WORK TO COMPLETE:
Here are some records; copy every line that holds the word "YHTEISTYÖ".

STORED RECORDS:

>> Begin

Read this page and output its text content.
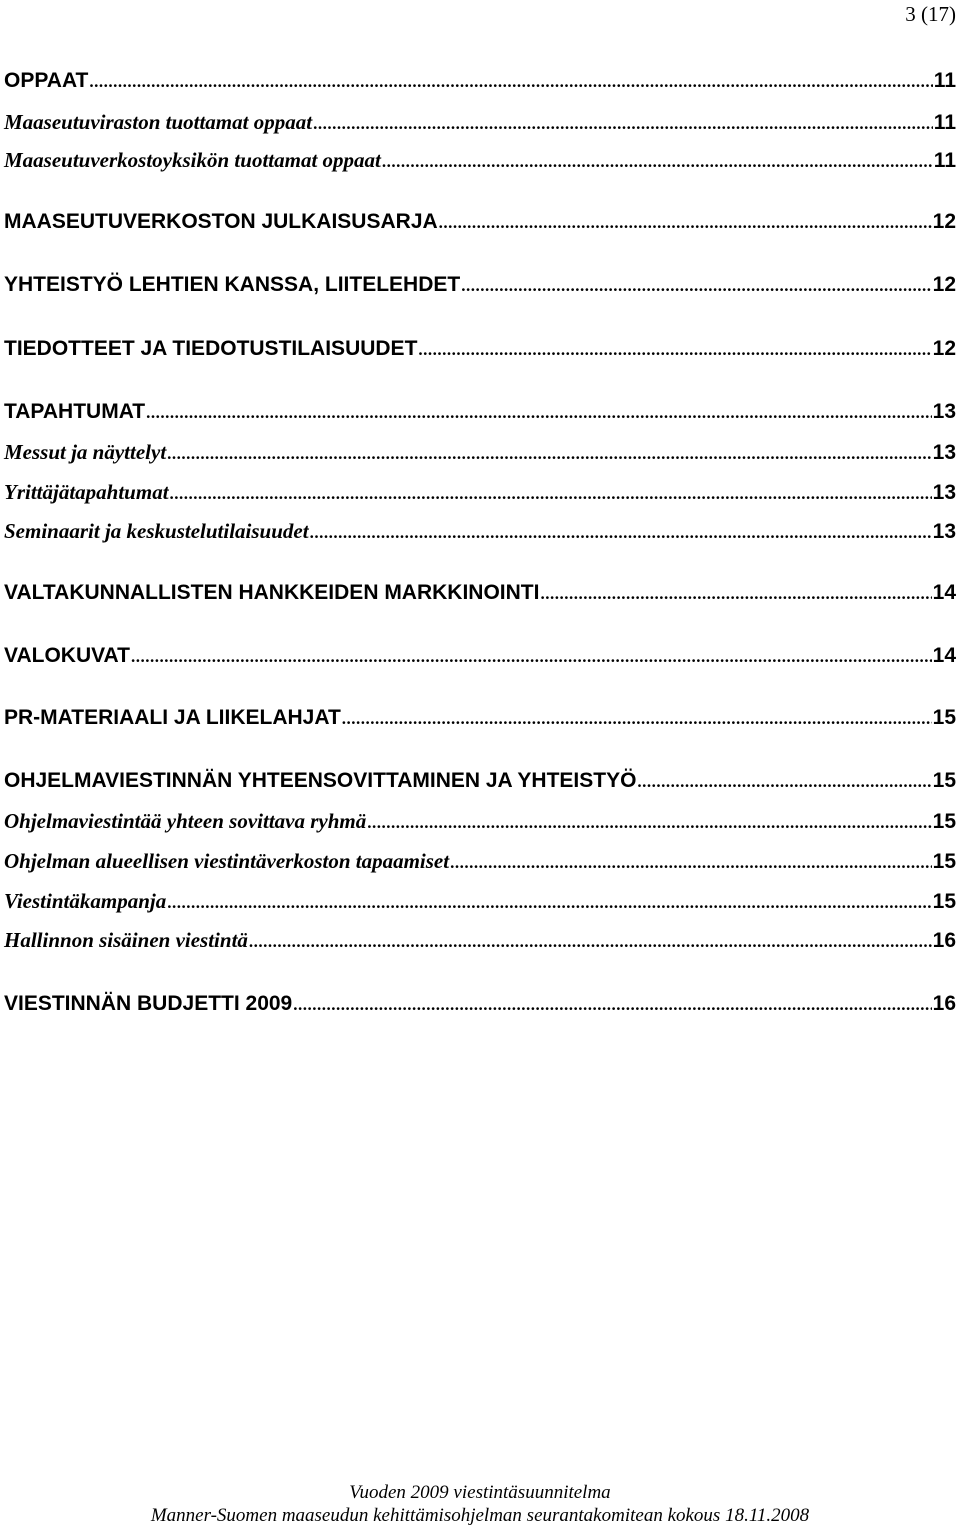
3 (17)
OPPAAT .....	11
Maaseutuviraston tuottamat oppaat .....	11
Maaseutuverkostoyksikön tuottamat oppaat .....	11
MAASEUTUVERKOSTON JULKAISUSARJA .....	12
YHTEISTYÖ LEHTIEN KANSSA, LIITELEHDET .....	12
TIEDOTTEET JA TIEDOTUSTILAISUUDET .....	12
TAPAHTUMAT .....	13
Messut ja näyttelyt .....	13
Yrittäjätapahtumat .....	13
Seminaarit ja keskustelutilaisuudet .....	13
VALTAKUNNALLISTEN HANKKEIDEN MARKKINOINTI .....	14
VALOKUVAT .....	14
PR-MATERIAALI JA LIIKELAHJAT .....	15
OHJELMAVIESTINNÄN YHTEENSOVITTAMINEN JA YHTEISTYÖ .....	15
Ohjelmaviestintää yhteen sovittava ryhmä .....	15
Ohjelman alueellisen viestintäverkoston tapaamiset .....	15
Viestintäkampanja .....	15
Hallinnon sisäinen viestintä .....	16
VIESTINNÄN BUDJETTI 2009 .....	16
Vuoden 2009 viestintäsuunnitelma
Manner-Suomen maaseudun kehittämisohjelman seurantakomitean kokous 18.11.2008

>> End

SOLUTION:
YHTEISTYÖ LEHTIEN KANSSA, LIITELEHDET .....	12
OHJELMAVIESTINNÄN YHTEENSOVITTAMINEN JA YHTEISTYÖ .....	15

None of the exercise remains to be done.